Stored records:
#####

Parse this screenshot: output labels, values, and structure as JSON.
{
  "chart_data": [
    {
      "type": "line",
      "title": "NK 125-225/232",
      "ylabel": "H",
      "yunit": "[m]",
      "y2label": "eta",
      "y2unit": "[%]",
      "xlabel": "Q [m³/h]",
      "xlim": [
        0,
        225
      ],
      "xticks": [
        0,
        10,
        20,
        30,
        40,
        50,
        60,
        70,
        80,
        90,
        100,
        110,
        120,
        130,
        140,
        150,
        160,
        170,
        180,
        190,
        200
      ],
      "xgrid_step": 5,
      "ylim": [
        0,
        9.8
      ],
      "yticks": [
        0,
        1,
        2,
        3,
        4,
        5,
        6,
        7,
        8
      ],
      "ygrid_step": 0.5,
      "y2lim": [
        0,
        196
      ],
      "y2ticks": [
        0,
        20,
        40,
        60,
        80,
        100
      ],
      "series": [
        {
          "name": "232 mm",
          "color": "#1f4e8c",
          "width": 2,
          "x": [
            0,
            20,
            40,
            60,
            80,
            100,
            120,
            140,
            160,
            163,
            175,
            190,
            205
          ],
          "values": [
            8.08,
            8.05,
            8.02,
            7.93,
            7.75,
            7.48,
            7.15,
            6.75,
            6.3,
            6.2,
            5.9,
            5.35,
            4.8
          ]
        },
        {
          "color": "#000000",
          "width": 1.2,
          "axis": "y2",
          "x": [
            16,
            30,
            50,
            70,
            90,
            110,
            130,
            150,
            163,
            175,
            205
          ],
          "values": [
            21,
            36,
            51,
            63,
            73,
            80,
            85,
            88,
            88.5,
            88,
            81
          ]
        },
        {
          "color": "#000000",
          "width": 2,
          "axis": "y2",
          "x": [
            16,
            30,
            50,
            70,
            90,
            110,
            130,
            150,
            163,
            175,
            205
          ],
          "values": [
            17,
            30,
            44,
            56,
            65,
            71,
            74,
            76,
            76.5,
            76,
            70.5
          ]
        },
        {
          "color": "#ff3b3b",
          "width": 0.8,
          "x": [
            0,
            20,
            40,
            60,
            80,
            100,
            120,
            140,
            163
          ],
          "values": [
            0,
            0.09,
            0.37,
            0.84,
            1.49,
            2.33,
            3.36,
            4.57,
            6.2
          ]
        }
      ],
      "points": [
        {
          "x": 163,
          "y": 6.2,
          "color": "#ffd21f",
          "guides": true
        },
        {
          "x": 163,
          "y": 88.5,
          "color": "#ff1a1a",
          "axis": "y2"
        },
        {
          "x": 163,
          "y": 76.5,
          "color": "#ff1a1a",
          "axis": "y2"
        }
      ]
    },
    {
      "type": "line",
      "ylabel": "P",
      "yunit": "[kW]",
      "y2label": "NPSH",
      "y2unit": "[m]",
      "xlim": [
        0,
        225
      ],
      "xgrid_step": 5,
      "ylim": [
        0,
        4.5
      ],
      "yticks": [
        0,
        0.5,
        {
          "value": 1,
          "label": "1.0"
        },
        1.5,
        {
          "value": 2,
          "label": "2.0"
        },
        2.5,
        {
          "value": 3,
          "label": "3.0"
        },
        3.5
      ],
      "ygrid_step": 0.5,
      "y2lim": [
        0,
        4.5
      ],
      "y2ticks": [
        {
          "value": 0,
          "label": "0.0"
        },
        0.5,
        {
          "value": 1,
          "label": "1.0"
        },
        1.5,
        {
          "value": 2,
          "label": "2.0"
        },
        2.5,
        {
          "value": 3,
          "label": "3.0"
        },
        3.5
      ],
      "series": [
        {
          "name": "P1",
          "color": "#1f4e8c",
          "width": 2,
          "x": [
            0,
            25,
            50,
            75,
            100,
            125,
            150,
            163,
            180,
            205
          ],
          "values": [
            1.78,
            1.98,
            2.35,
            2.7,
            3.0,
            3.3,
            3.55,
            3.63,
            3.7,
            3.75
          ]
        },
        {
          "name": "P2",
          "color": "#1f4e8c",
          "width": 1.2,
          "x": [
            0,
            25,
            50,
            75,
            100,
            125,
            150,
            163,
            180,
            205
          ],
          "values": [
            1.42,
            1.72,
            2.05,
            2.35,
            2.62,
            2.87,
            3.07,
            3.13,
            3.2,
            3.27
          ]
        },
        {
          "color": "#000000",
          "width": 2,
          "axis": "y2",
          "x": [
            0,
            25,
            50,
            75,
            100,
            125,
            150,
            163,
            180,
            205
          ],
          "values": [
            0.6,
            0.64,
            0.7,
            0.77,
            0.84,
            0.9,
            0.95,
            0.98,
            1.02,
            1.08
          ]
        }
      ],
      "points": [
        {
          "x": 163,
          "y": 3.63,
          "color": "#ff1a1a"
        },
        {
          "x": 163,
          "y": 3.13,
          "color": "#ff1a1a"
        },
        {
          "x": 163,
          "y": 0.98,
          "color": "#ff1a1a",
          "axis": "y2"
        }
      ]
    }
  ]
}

#####

Extract every record and return it verbatim.

Parse this screenshot: output labels, values, and structure as JSON.
{
  "chart_data": [
    {
      "type": "line",
      "title": "NK 125-225/232",
      "ylabel": "H",
      "yunit": "[m]",
      "y2label": "eta",
      "y2unit": "[%]",
      "xlabel": "Q [m³/h]",
      "xlim": [
        0,
        225
      ],
      "xticks": [
        0,
        10,
        20,
        30,
        40,
        50,
        60,
        70,
        80,
        90,
        100,
        110,
        120,
        130,
        140,
        150,
        160,
        170,
        180,
        190,
        200
      ],
      "xgrid_step": 5,
      "ylim": [
        0,
        9.8
      ],
      "yticks": [
        0,
        1,
        2,
        3,
        4,
        5,
        6,
        7,
        8
      ],
      "ygrid_step": 0.5,
      "y2lim": [
        0,
        196
      ],
      "y2ticks": [
        0,
        20,
        40,
        60,
        80,
        100
      ],
      "series": [
        {
          "name": "232 mm",
          "color": "#1f4e8c",
          "width": 2,
          "x": [
            0,
            20,
            40,
            60,
            80,
            100,
            120,
            140,
            160,
            163,
            175,
            190,
            205
          ],
          "values": [
            8.08,
            8.05,
            8.02,
            7.93,
            7.75,
            7.48,
            7.15,
            6.75,
            6.3,
            6.2,
            5.9,
            5.35,
            4.8
          ]
        },
        {
          "color": "#000000",
          "width": 1.2,
          "axis": "y2",
          "x": [
            16,
            30,
            50,
            70,
            90,
            110,
            130,
            150,
            163,
            175,
            205
          ],
          "values": [
            21,
            36,
            51,
            63,
            73,
            80,
            85,
            88,
            88.5,
            88,
            81
          ]
        },
        {
          "color": "#000000",
          "width": 2,
          "axis": "y2",
          "x": [
            16,
            30,
            50,
            70,
            90,
            110,
            130,
            150,
            163,
            175,
            205
          ],
          "values": [
            17,
            30,
            44,
            56,
            65,
            71,
            74,
            76,
            76.5,
            76,
            70.5
          ]
        },
        {
          "color": "#ff3b3b",
          "width": 0.8,
          "x": [
            0,
            20,
            40,
            60,
            80,
            100,
            120,
            140,
            163
          ],
          "values": [
            0,
            0.09,
            0.37,
            0.84,
            1.49,
            2.33,
            3.36,
            4.57,
            6.2
          ]
        }
      ],
      "points": [
        {
          "x": 163,
          "y": 6.2,
          "color": "#ffd21f",
          "guides": true
        },
        {
          "x": 163,
          "y": 88.5,
          "color": "#ff1a1a",
          "axis": "y2"
        },
        {
          "x": 163,
          "y": 76.5,
          "color": "#ff1a1a",
          "axis": "y2"
        }
      ]
    },
    {
      "type": "line",
      "ylabel": "P",
      "yunit": "[kW]",
      "y2label": "NPSH",
      "y2unit": "[m]",
      "xlim": [
        0,
        225
      ],
      "xgrid_step": 5,
      "ylim": [
        0,
        4.5
      ],
      "yticks": [
        0,
        0.5,
        {
          "value": 1,
          "label": "1.0"
        },
        1.5,
        {
          "value": 2,
          "label": "2.0"
        },
        2.5,
        {
          "value": 3,
          "label": "3.0"
        },
        3.5
      ],
      "ygrid_step": 0.5,
      "y2lim": [
        0,
        4.5
      ],
      "y2ticks": [
        {
          "value": 0,
          "label": "0.0"
        },
        0.5,
        {
          "value": 1,
          "label": "1.0"
        },
        1.5,
        {
          "value": 2,
          "label": "2.0"
        },
        2.5,
        {
          "value": 3,
          "label": "3.0"
        },
        3.5
      ],
      "series": [
        {
          "name": "P1",
          "color": "#1f4e8c",
          "width": 2,
          "x": [
            0,
            25,
            50,
            75,
            100,
            125,
            150,
            163,
            180,
            205
          ],
          "values": [
            1.78,
            1.98,
            2.35,
            2.7,
            3.0,
            3.3,
            3.55,
            3.63,
            3.7,
            3.75
          ]
        },
        {
          "name": "P2",
          "color": "#1f4e8c",
          "width": 1.2,
          "x": [
            0,
            25,
            50,
            75,
            100,
            125,
            150,
            163,
            180,
            205
          ],
          "values": [
            1.42,
            1.72,
            2.05,
            2.35,
            2.62,
            2.87,
            3.07,
            3.13,
            3.2,
            3.27
          ]
        },
        {
          "color": "#000000",
          "width": 2,
          "axis": "y2",
          "x": [
            0,
            25,
            50,
            75,
            100,
            125,
            150,
            163,
            180,
            205
          ],
          "values": [
            0.6,
            0.64,
            0.7,
            0.77,
            0.84,
            0.9,
            0.95,
            0.98,
            1.02,
            1.08
          ]
        }
      ],
      "points": [
        {
          "x": 163,
          "y": 3.63,
          "color": "#ff1a1a"
        },
        {
          "x": 163,
          "y": 3.13,
          "color": "#ff1a1a"
        },
        {
          "x": 163,
          "y": 0.98,
          "color": "#ff1a1a",
          "axis": "y2"
        }
      ]
    }
  ]
}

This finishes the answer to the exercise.